## BEGIN Material supplied
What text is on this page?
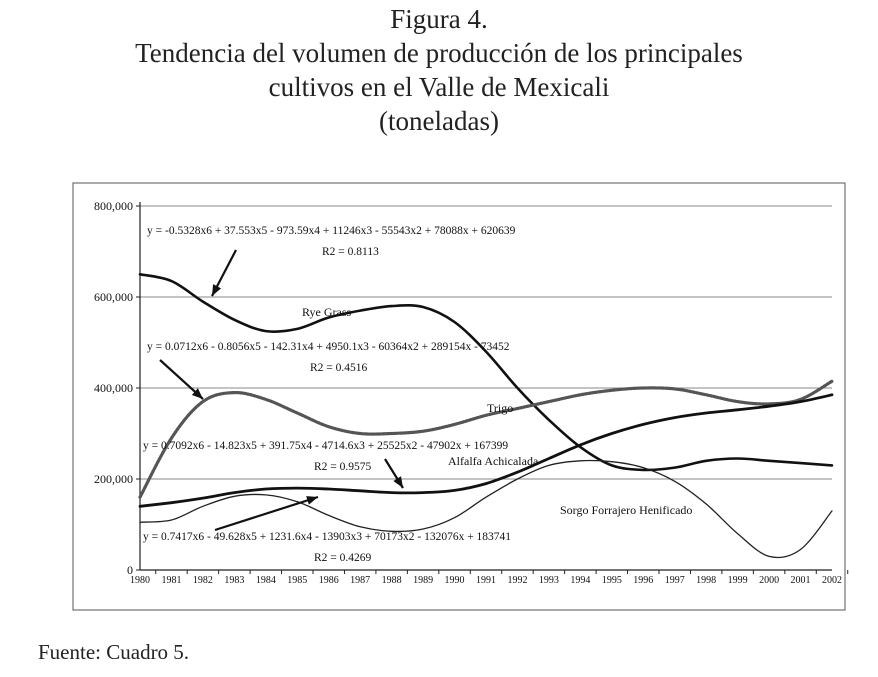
Figura 4.
Tendencia del volumen de producción de los principales
cultivos en el Valle de Mexicali
(toneladas)
0
200,000
400,000
600,000
800,000
1980 1981 1982 1983 1984 1985 1986 1987 1988 1989 1990 1991 1992 1993 1994 1995 1996 1997 1998 1999 2000 2001 2002
Rye Grass
Trigo
Alfalfa Achicalada
Sorgo Forrajero Henificado
y = -0.5328x6 + 37.553x5 - 973.59x4 + 11246x3 - 55543x2 + 78088x + 620639
R2 = 0.8113
y = 0.0712x6 - 0.8056x5 - 142.31x4 + 4950.1x3 - 60364x2 + 289154x - 73452
R2 = 0.4516
y = 0.7092x6 - 14.823x5 + 391.75x4 - 4714.6x3 + 25525x2 - 47902x + 167399
R2 = 0.9575
y = 0.7417x6 - 49.628x5 + 1231.6x4 - 13903x3 + 70173x2 - 132076x + 183741
R2 = 0.4269
Fuente: Cuadro 5.
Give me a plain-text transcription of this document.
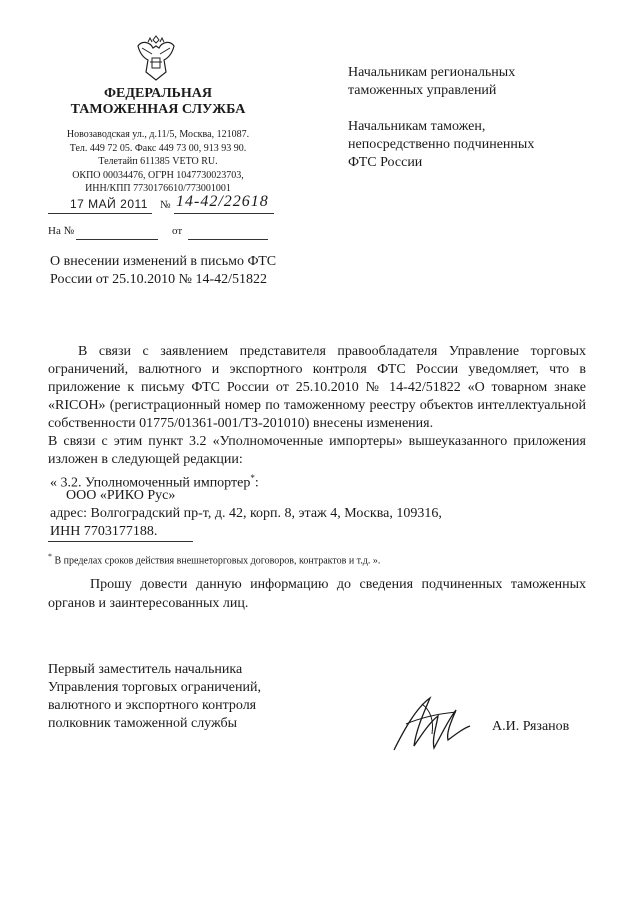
ФЕДЕРАЛЬНАЯ
ТАМОЖЕННАЯ СЛУЖБА
Новозаводская ул., д.11/5, Москва, 121087.
Тел. 449 72 05. Факс 449 73 00, 913 93 90.
Телетайп 611385 VETO RU.
ОКПО 00034476, ОГРН 1047730023703,
ИНН/КПП 7730176610/773001001
17 МАЙ 2011 № 14-42/22618
На №	от
Начальникам региональных
таможенных управлений
Начальникам таможен,
непосредственно подчиненных
ФТС России
О внесении изменений в письмо ФТС
России от 25.10.2010 № 14-42/51822

В связи с заявлением представителя правообладателя Управление торговых ограничений, валютного и экспортного контроля ФТС России уведомляет, что в приложение к письму ФТС России от 25.10.2010 № 14-42/51822 «О товарном знаке «RICOH» (регистрационный номер по таможенному реестру объектов интеллектуальной собственности 01775/01361-001/ТЗ-201010) внесены изменения.

В связи с этим пункт 3.2 «Уполномоченные импортеры» вышеуказанного приложения изложен в следующей редакции:

« 3.2. Уполномоченный импортер*:
ООО «РИКО Рус»
адрес: Волгоградский пр-т, д. 42, корп. 8, этаж 4, Москва, 109316,
ИНН 7703177188.
* В пределах сроков действия внешнеторговых договоров, контрактов и т.д. ».

Прошу довести данную информацию до сведения подчиненных таможенных органов и заинтересованных лиц.

Первый заместитель начальника
Управления торговых ограничений,
валютного и экспортного контроля
полковник таможенной службы	А.И. Рязанов
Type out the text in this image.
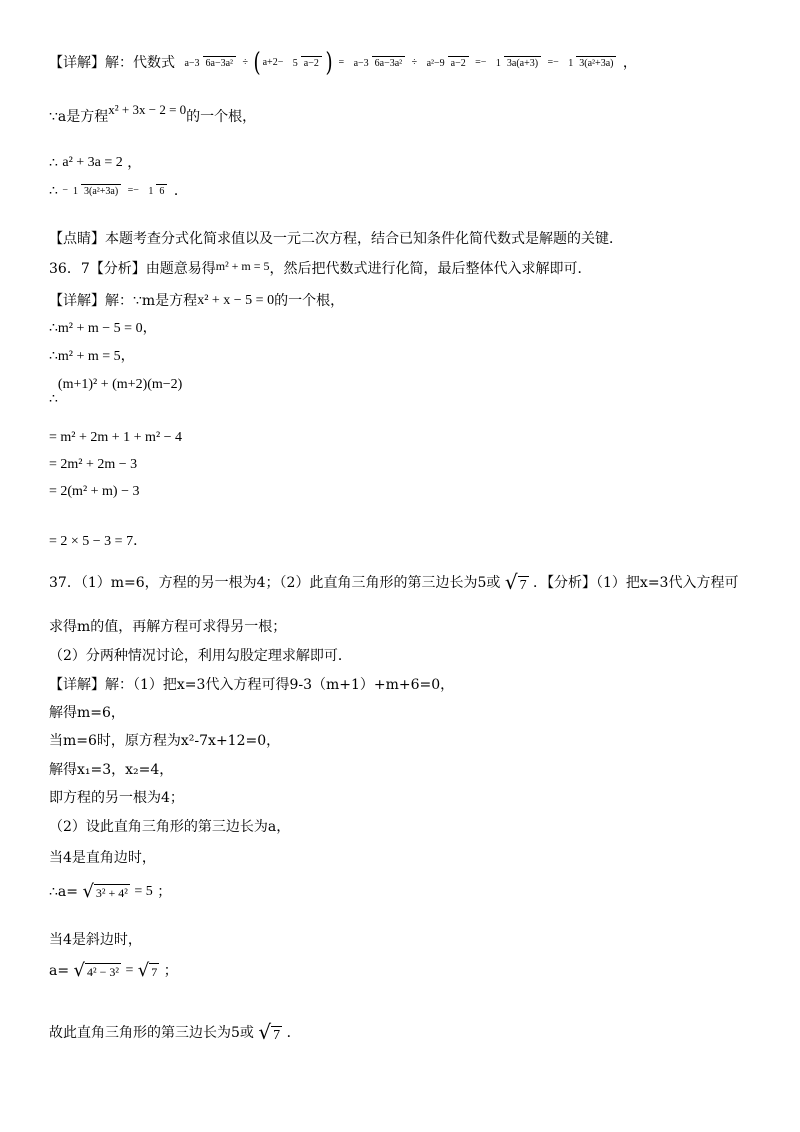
【详解】解：代数式 a−3 6a−3a² ÷ ( a+2− 5 a−2 ) = a−3 6a−3a² ÷ a²−9 a−2 =− 1 3a(a+3) =− 1 3(a²+3a) ，
∵a是方程x² + 3x − 2 = 0的一个根，
∴ a² + 3a = 2 ，
∴ − 1 3(a²+3a) =− 1 6 ．
【点睛】本题考查分式化简求值以及一元二次方程，结合已知条件化简代数式是解题的关键．
36．7【分析】由题意易得m² + m = 5，然后把代数式进行化简，最后整体代入求解即可．
【详解】解：∵m是方程x² + x − 5 = 0的一个根，
∴m² + m − 5 = 0，
∴m² + m = 5，
∴(m+1)² + (m+2)(m−2)
= m² + 2m + 1 + m² − 4
= 2m² + 2m − 3
= 2(m² + m) − 3
= 2 × 5 − 3 = 7．
37．（1）m=6，方程的另一根为4；（2）此直角三角形的第三边长为5或 √ 7 ．【分析】（1）把x=3代入方程可
求得m的值，再解方程可求得另一根；
（2）分两种情况讨论，利用勾股定理求解即可．
【详解】解：（1）把x=3代入方程可得9-3（m+1）+m+6=0，
解得m=6，
当m=6时，原方程为x²-7x+12=0，
解得x₁=3，x₂=4，
即方程的另一根为4；
（2）设此直角三角形的第三边长为a，
当4是直角边时，
∴a= √ 3² + 4² = 5 ；
当4是斜边时，
a= √ 4² − 3² = √ 7 ；
故此直角三角形的第三边长为5或 √ 7 ．
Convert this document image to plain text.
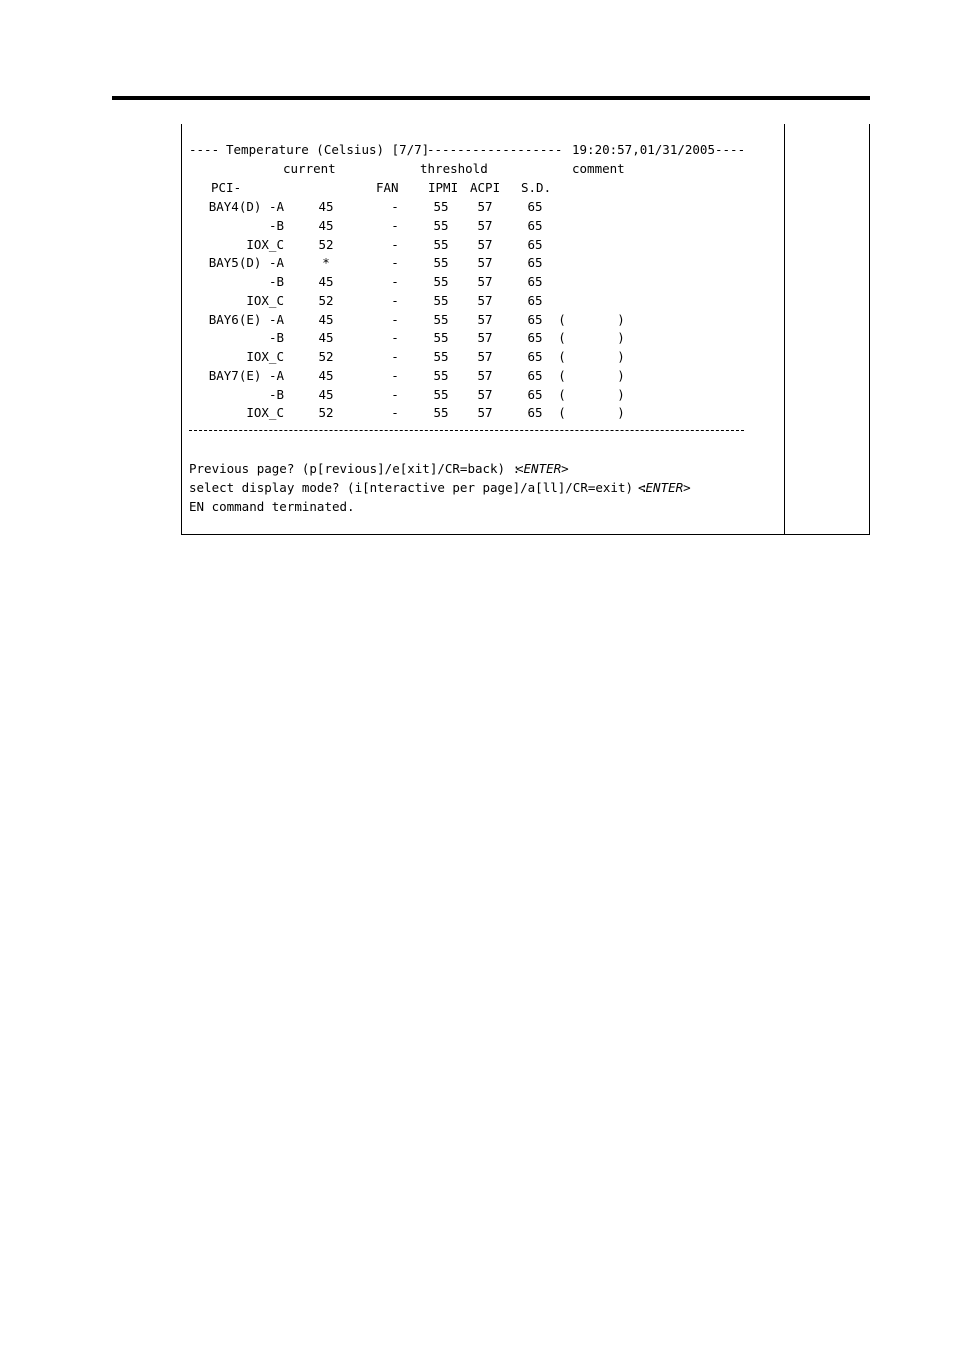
---- Temperature (Celsius) [7/7]
------------------ 19:20:57,01/31/2005 ----
current	threshold	comment
PCI-	FAN IPMI ACPI S.D.
BAY4(D) -A	45	-	55	57	65
-B	45	-	55	57	65
IOX_C	52	-	55	57	65
BAY5(D) -A	*	-	55	57	65
-B	45	-	55	57	65
IOX_C	52	-	55	57	65
BAY6(E) -A	45	-	55	57	65	(	)
-B	45	-	55	57	65	(	)
IOX_C	52	-	55	57	65	(	)
BAY7(E) -A	45	-	55	57	65	(	)
-B	45	-	55	57	65	(	)
IOX_C	52	-	55	57	65	(	)
Previous page? (p[revious]/e[xit]/CR=back) :
<ENTER>
select display mode? (i[nteractive per page]/a[ll]/CR=exit) :
<ENTER>
EN command terminated.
## END Material supplied
Set problem -
Reproduce each line of the material containing the word "таможенных".

Exercise result -
таможенных управлений
Прошу довести данную информацию до сведения подчиненных таможенных органов и заинтересованных лиц.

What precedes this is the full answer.